> [Text block]:
■ ■ ■

The collab-service is not behind the API Gateway, so it performs its own JWT verification. The frontend passes the Supabase access token as a query parameter on the WebSocket URL:
ws://localhost:3003/document/{doc_id}?token={jwt}
wss://ws.caret.page/document/{doc_id}?token={jwt}
On WebSocket handshake, the collab-service:
  1. Extracts the token query parameter from the upgrade request.
  2. Inspects the JWT header to determine the signing algorithm.
  3. For ES256/RS256 tokens, validates the signature against the Supabase JWKS. For HS256 tokens, validates using SUPABASE_JWT_SECRET.
  4. Rejects the connection with a 401 close frame if the token is missing, malformed, or expired.
  5. Allows the connection and records the authenticated user_id for awareness and audit purposes.
JWTs have limited lifetimes. Long-lived collaboration sessions may need to reconnect after token expiry. The frontend useCollaborationSession hook is responsible for managing reconnection when Supabase JS issues a refreshed token.

Protected Routes

On the frontend, authenticated routes are wrapped with the AuthGuard component. If the user has no valid session, AuthGuard redirects them to /login before rendering the protected view.
RouteProtection
/documentsAuthGuard required
/documents/:idAuthGuard required
/settingsAuthGuard required
/Public (landing page)
/loginPublic (landing page with auth modal)
/debug/collab-harnessDevelopment only

Row-Level Security

Even when a request passes JWT validation at the service layer, PostgreSQL RLS provides a second enforcement boundary at the database level. RLS policies are defined in SQL migration files and evaluate on every query. How backend services interact with RLS:

Service-role credentials

Backend services typically connect with the SUPABASE_SERVICE_ROLE_KEY, which bypasses RLS. This is appropriate for admin operations (creating workspaces, generating version snapshots, writing Y.js updates) that the service itself initiates on behalf of the user.

User-scoped JWT

When a service needs to enforce RLS for user-scoped queries (e.g. validating workspace membership before returning data), it can pass the user’s JWT to Supabase and let RLS policies filter the result set automatically.
Frontend RLS: The frontend uses the Supabase JS anon client with the authenticated session to read and upsert user_profiles. RLS on user_profiles permits each authenticated user to read and write only their own row. All other application tables are inaccessible to the frontend anon client. Policy source files:
Table groupPolicy file
Core document tablesdocument-service/src/db/migrations/001_rls_core_tables.sql
Collaboration tablescollab-service/src/db/migrations/001_rls_collab_tables.sql
AI tablesai-service/src/db/migrations/versions/0003_enable_rls_on_public_tables.py
Always test RLS policy changes against a dedicated Supabase test project before applying them to production.

■ ■ ■

> [Data provided]:

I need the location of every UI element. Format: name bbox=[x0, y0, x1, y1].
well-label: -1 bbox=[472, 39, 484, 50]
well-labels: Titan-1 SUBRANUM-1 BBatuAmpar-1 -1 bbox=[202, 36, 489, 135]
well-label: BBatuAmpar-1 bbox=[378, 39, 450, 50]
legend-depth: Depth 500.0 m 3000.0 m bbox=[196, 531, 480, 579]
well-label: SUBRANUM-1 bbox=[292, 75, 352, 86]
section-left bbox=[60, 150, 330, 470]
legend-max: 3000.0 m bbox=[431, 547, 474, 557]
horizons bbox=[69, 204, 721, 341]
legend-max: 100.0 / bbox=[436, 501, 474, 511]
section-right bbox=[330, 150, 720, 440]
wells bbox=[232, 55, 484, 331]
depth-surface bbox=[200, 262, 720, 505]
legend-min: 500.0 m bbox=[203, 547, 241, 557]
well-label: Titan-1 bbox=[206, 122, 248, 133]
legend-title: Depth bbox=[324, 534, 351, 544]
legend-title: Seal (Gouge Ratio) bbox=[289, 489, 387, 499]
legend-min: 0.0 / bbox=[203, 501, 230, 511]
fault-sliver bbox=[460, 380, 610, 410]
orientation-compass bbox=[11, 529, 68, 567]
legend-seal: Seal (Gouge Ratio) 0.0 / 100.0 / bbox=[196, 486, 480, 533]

■ ■ ■

> [Work instruction]:
Answer these questions about the text on authentication and security:
1. What kind of close frame does the collab-service send when it rejects a connection?
2. To which route does AuthGuard redirect a user with no valid session?
3. Which credential do backend services typically connect with that bypasses RLS?
The records were taken from a separate source and are unrelated to the text.

> [The answer]:
1. A 401 close frame.
2. /login
3. SUPABASE_SERVICE_ROLE_KEY